§ **The task**
Write out, word for word, the lines from the first one up to and including the line with "candle-body [52,62,59,66]".

§ **The records**
_ _ _ _

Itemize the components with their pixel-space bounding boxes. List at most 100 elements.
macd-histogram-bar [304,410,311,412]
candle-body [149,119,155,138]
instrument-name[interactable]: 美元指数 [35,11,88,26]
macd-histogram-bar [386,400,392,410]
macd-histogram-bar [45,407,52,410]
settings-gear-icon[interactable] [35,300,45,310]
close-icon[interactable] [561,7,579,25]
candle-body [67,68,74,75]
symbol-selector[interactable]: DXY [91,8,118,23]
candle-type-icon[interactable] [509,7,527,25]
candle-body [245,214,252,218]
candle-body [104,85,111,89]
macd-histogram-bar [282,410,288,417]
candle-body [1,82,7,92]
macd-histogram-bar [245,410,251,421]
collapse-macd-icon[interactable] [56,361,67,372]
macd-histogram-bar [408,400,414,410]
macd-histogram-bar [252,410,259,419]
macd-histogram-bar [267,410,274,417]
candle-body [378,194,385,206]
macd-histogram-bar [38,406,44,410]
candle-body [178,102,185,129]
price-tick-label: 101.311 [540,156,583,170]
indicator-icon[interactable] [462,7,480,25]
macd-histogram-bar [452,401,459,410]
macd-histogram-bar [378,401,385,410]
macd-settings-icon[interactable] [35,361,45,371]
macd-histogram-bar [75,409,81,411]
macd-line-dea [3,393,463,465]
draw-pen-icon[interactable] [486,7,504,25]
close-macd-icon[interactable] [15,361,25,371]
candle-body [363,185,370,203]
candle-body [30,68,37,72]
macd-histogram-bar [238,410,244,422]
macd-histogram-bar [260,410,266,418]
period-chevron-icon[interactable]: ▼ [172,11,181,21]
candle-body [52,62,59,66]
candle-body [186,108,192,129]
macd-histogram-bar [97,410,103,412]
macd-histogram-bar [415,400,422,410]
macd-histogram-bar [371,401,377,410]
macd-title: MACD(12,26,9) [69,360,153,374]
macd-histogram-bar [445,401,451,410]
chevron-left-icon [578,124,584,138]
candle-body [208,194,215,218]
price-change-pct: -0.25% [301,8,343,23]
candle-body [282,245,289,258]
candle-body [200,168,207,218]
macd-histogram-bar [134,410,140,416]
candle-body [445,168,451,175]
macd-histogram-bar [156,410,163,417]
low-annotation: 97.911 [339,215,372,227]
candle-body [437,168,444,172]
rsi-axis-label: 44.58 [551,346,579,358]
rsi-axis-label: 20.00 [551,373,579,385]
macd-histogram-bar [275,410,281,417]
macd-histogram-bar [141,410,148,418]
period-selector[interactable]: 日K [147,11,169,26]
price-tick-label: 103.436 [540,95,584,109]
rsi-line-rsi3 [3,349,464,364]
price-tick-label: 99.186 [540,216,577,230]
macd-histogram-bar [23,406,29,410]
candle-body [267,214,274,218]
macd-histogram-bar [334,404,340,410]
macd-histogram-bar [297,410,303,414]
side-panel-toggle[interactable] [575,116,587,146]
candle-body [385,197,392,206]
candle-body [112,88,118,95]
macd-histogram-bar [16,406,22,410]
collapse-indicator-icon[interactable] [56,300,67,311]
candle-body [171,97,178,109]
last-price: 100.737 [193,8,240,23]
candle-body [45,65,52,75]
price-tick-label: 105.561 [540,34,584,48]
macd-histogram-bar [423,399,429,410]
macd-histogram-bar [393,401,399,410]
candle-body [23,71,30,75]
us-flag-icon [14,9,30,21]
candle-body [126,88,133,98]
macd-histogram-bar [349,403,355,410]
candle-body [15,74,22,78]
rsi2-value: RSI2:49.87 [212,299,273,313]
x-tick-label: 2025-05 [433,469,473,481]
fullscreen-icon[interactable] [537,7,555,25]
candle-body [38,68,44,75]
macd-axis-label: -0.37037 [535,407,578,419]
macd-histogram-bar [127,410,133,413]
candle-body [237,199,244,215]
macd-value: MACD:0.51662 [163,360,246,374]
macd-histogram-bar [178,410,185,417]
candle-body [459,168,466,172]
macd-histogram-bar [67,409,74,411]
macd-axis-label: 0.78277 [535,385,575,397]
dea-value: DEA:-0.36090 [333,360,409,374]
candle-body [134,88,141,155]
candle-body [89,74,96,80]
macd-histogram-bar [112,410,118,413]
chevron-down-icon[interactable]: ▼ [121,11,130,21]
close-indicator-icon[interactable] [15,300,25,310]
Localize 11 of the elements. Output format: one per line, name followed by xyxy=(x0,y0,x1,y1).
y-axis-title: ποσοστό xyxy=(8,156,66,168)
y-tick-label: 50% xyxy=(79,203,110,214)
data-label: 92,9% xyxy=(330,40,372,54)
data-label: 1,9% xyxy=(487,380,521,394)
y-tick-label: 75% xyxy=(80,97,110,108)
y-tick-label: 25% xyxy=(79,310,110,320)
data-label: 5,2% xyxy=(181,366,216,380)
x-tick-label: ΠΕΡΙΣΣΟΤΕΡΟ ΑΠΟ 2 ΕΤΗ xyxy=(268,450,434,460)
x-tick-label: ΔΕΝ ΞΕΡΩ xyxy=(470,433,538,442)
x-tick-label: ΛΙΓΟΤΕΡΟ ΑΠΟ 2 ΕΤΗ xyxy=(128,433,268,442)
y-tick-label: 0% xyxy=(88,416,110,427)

_ _ _ _

§ **The solution**
Itemize the components with their pixel-space bounding boxes. List at most 100 elements.
macd-histogram-bar [304,410,311,412]
candle-body [149,119,155,138]
instrument-name[interactable]: 美元指数 [35,11,88,26]
macd-histogram-bar [386,400,392,410]
macd-histogram-bar [45,407,52,410]
settings-gear-icon[interactable] [35,300,45,310]
close-icon[interactable] [561,7,579,25]
candle-body [67,68,74,75]
symbol-selector[interactable]: DXY [91,8,118,23]
candle-type-icon[interactable] [509,7,527,25]
candle-body [245,214,252,218]
candle-body [104,85,111,89]
macd-histogram-bar [282,410,288,417]
candle-body [1,82,7,92]
macd-histogram-bar [245,410,251,421]
collapse-macd-icon[interactable] [56,361,67,372]
macd-histogram-bar [408,400,414,410]
macd-histogram-bar [252,410,259,419]
macd-histogram-bar [267,410,274,417]
candle-body [378,194,385,206]
macd-histogram-bar [38,406,44,410]
candle-body [178,102,185,129]
price-tick-label: 101.311 [540,156,583,170]
indicator-icon[interactable] [462,7,480,25]
macd-histogram-bar [452,401,459,410]
macd-histogram-bar [378,401,385,410]
macd-settings-icon[interactable] [35,361,45,371]
macd-histogram-bar [75,409,81,411]
macd-line-dea [3,393,463,465]
draw-pen-icon[interactable] [486,7,504,25]
close-macd-icon[interactable] [15,361,25,371]
candle-body [363,185,370,203]
candle-body [30,68,37,72]
macd-histogram-bar [238,410,244,422]
macd-histogram-bar [260,410,266,418]
period-chevron-icon[interactable]: ▼ [172,11,181,21]
candle-body [52,62,59,66]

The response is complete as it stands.